Written request:
Look below. Copy each line that has "values" in it.

[Rows from a figure dataset]
>>>
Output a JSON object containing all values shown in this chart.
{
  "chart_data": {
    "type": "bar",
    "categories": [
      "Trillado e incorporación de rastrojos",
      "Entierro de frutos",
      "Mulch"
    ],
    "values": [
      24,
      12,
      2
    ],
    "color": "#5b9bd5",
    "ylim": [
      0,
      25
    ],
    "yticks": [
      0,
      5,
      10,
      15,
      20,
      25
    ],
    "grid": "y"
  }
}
<<<
Output below:
Output a JSON object containing all values shown in this chart.
    "values": [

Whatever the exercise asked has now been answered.